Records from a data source
☆ ☆ ☆ ☆ ☆ ☆ ☆

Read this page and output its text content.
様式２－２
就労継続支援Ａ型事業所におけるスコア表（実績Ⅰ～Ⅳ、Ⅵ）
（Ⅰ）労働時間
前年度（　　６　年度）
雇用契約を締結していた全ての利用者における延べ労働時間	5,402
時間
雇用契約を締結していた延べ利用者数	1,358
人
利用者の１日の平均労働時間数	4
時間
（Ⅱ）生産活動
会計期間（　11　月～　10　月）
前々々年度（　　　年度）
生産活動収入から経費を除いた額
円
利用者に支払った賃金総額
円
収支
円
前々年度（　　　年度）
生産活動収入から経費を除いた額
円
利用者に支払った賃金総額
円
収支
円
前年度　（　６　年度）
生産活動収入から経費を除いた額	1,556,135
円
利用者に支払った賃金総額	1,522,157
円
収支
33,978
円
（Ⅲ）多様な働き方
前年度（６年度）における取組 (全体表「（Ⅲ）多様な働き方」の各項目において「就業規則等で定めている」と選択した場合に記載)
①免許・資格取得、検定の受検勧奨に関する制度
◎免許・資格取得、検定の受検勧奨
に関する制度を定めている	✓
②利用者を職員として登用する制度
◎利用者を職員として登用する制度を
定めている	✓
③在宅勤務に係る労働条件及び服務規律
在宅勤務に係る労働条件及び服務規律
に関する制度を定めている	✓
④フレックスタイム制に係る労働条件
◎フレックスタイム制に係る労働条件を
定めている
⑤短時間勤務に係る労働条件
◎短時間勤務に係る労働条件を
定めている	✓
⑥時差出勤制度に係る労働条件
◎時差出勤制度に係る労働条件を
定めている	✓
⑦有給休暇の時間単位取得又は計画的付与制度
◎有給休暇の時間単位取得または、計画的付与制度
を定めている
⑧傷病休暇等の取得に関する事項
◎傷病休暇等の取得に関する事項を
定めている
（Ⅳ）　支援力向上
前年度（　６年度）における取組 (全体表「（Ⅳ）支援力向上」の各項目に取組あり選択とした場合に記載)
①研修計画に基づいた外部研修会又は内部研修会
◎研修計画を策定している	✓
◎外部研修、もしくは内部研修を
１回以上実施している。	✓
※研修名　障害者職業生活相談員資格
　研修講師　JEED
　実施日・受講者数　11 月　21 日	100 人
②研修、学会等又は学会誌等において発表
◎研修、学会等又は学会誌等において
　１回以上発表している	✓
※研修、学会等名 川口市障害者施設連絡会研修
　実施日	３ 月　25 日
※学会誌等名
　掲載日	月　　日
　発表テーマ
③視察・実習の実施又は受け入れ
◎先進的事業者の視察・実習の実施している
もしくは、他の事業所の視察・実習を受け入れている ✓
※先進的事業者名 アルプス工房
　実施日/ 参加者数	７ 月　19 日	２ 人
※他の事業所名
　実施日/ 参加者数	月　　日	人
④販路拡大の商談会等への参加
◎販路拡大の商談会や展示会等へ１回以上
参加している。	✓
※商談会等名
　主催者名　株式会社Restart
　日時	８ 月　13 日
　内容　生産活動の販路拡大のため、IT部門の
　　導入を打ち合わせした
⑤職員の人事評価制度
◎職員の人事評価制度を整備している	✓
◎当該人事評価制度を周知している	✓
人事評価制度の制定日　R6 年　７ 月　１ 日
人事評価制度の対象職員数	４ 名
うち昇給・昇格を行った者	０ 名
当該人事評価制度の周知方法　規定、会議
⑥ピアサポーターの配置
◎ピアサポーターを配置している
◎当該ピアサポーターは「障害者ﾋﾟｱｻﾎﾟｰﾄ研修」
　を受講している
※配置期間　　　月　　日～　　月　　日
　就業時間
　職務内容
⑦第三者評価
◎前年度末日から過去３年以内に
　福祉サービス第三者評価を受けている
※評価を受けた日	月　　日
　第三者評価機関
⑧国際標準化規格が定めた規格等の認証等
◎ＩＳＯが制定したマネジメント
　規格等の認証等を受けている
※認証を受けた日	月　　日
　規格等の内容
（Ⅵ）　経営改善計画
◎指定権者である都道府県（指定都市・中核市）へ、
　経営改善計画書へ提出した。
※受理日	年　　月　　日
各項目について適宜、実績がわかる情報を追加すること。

☆ ☆ ☆ ☆ ☆ ☆ ☆

▶ _Short problem_: Take each line containing the string "多様な働き方" and copy it out.

▶ _Solution below_:
（Ⅲ）多様な働き方
前年度（６年度）における取組 (全体表「（Ⅲ）多様な働き方」の各項目において「就業規則等で定めている」と選択した場合に記載)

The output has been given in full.